• [MATERIAL PROVIDED]
▼

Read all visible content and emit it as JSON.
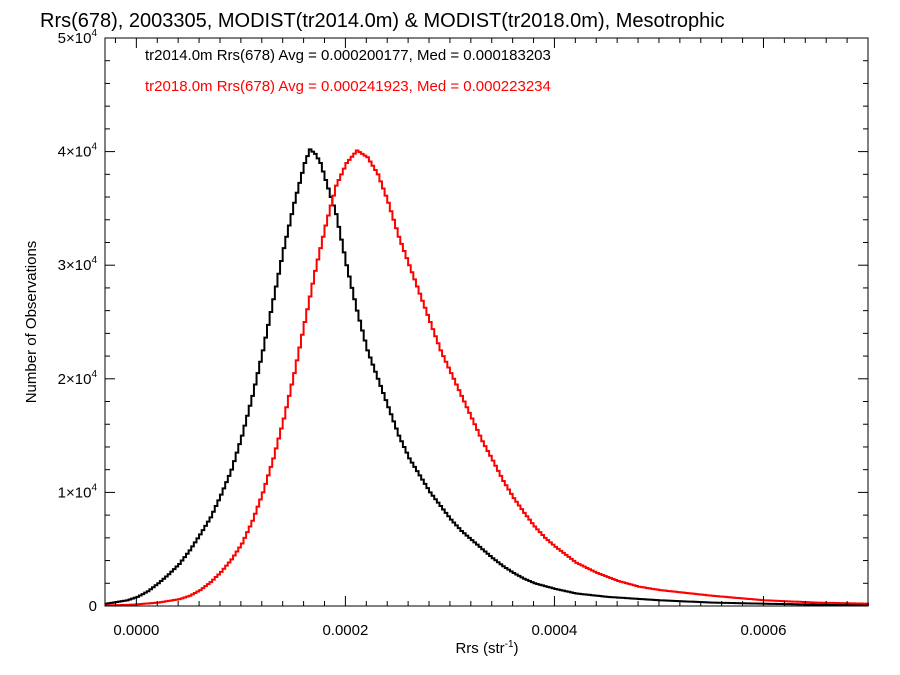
{
  "chart_data": {
    "type": "line",
    "step": true,
    "title": "Rrs(678), 2003305, MODIST(tr2014.0m) & MODIST(tr2018.0m), Mesotrophic",
    "xlabel": "Rrs (str",
    "xlabel_sup": "-1",
    "xlabel_end": ")",
    "ylabel": "Number of Observations",
    "xlim": [
      -3e-05,
      0.0007
    ],
    "ylim": [
      0,
      50000
    ],
    "x_ticks": [
      {
        "value": 0.0,
        "label": "0.0000"
      },
      {
        "value": 0.0002,
        "label": "0.0002"
      },
      {
        "value": 0.0004,
        "label": "0.0004"
      },
      {
        "value": 0.0006,
        "label": "0.0006"
      }
    ],
    "y_ticks": [
      {
        "value": 0,
        "mant": "0",
        "exp": ""
      },
      {
        "value": 10000,
        "mant": "1×10",
        "exp": "4"
      },
      {
        "value": 20000,
        "mant": "2×10",
        "exp": "4"
      },
      {
        "value": 30000,
        "mant": "3×10",
        "exp": "4"
      },
      {
        "value": 40000,
        "mant": "4×10",
        "exp": "4"
      },
      {
        "value": 50000,
        "mant": "5×10",
        "exp": "4"
      }
    ],
    "series": [
      {
        "name": "tr2014.0m",
        "legend": "tr2014.0m Rrs(678) Avg = 0.000200177, Med = 0.000183203",
        "color": "#000000",
        "points": [
          [
            -3e-05,
            200
          ],
          [
            -2e-05,
            350
          ],
          [
            -1e-05,
            500
          ],
          [
            0.0,
            800
          ],
          [
            1e-05,
            1300
          ],
          [
            2e-05,
            2000
          ],
          [
            3e-05,
            2800
          ],
          [
            4e-05,
            3700
          ],
          [
            5e-05,
            4900
          ],
          [
            6e-05,
            6300
          ],
          [
            7e-05,
            7800
          ],
          [
            8e-05,
            9800
          ],
          [
            9e-05,
            12000
          ],
          [
            0.0001,
            15000
          ],
          [
            0.00011,
            18500
          ],
          [
            0.00012,
            22500
          ],
          [
            0.00013,
            27000
          ],
          [
            0.00014,
            31500
          ],
          [
            0.00015,
            35500
          ],
          [
            0.00016,
            39000
          ],
          [
            0.000165,
            40200
          ],
          [
            0.00017,
            39800
          ],
          [
            0.000175,
            39000
          ],
          [
            0.00018,
            37500
          ],
          [
            0.00019,
            34500
          ],
          [
            0.0002,
            30000
          ],
          [
            0.00021,
            26000
          ],
          [
            0.00022,
            22500
          ],
          [
            0.00023,
            20000
          ],
          [
            0.00024,
            17500
          ],
          [
            0.00025,
            15000
          ],
          [
            0.00026,
            13000
          ],
          [
            0.00027,
            11500
          ],
          [
            0.00028,
            10000
          ],
          [
            0.00029,
            8800
          ],
          [
            0.0003,
            7600
          ],
          [
            0.00031,
            6600
          ],
          [
            0.00032,
            5800
          ],
          [
            0.00033,
            5000
          ],
          [
            0.00034,
            4200
          ],
          [
            0.00035,
            3500
          ],
          [
            0.00036,
            2900
          ],
          [
            0.00037,
            2400
          ],
          [
            0.00038,
            2000
          ],
          [
            0.0004,
            1500
          ],
          [
            0.00042,
            1100
          ],
          [
            0.00045,
            800
          ],
          [
            0.0005,
            500
          ],
          [
            0.00055,
            300
          ],
          [
            0.0006,
            200
          ],
          [
            0.00065,
            120
          ],
          [
            0.0007,
            80
          ]
        ]
      },
      {
        "name": "tr2018.0m",
        "legend": "tr2018.0m Rrs(678) Avg = 0.000241923, Med = 0.000223234",
        "color": "#ff0000",
        "points": [
          [
            -3e-05,
            50
          ],
          [
            -1e-05,
            100
          ],
          [
            0.0,
            150
          ],
          [
            2e-05,
            300
          ],
          [
            4e-05,
            600
          ],
          [
            5e-05,
            900
          ],
          [
            6e-05,
            1400
          ],
          [
            7e-05,
            2100
          ],
          [
            8e-05,
            3000
          ],
          [
            9e-05,
            4100
          ],
          [
            0.0001,
            5500
          ],
          [
            0.00011,
            7500
          ],
          [
            0.00012,
            10000
          ],
          [
            0.00013,
            13000
          ],
          [
            0.00014,
            16500
          ],
          [
            0.00015,
            20500
          ],
          [
            0.00016,
            25000
          ],
          [
            0.00017,
            29500
          ],
          [
            0.00018,
            33500
          ],
          [
            0.00019,
            37000
          ],
          [
            0.0002,
            39000
          ],
          [
            0.00021,
            40100
          ],
          [
            0.00022,
            39500
          ],
          [
            0.00023,
            38000
          ],
          [
            0.00024,
            35500
          ],
          [
            0.00025,
            32500
          ],
          [
            0.00026,
            30000
          ],
          [
            0.00027,
            27500
          ],
          [
            0.00028,
            25000
          ],
          [
            0.00029,
            22500
          ],
          [
            0.0003,
            20500
          ],
          [
            0.00031,
            18500
          ],
          [
            0.00032,
            16500
          ],
          [
            0.00033,
            14500
          ],
          [
            0.00034,
            12800
          ],
          [
            0.00035,
            11000
          ],
          [
            0.00036,
            9500
          ],
          [
            0.00037,
            8200
          ],
          [
            0.00038,
            7000
          ],
          [
            0.00039,
            6000
          ],
          [
            0.0004,
            5200
          ],
          [
            0.00042,
            3800
          ],
          [
            0.00044,
            2900
          ],
          [
            0.00046,
            2200
          ],
          [
            0.00048,
            1700
          ],
          [
            0.0005,
            1400
          ],
          [
            0.00055,
            900
          ],
          [
            0.0006,
            500
          ],
          [
            0.00065,
            300
          ],
          [
            0.0007,
            200
          ]
        ]
      }
    ]
  }
}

▲

Extract every line from the records above that contains the word "legend".

• [RESPONSE TO THE TASK]
        "legend": "tr2014.0m Rrs(678) Avg = 0.000200177, Med = 0.000183203",
        "legend": "tr2018.0m Rrs(678) Avg = 0.000241923, Med = 0.000223234",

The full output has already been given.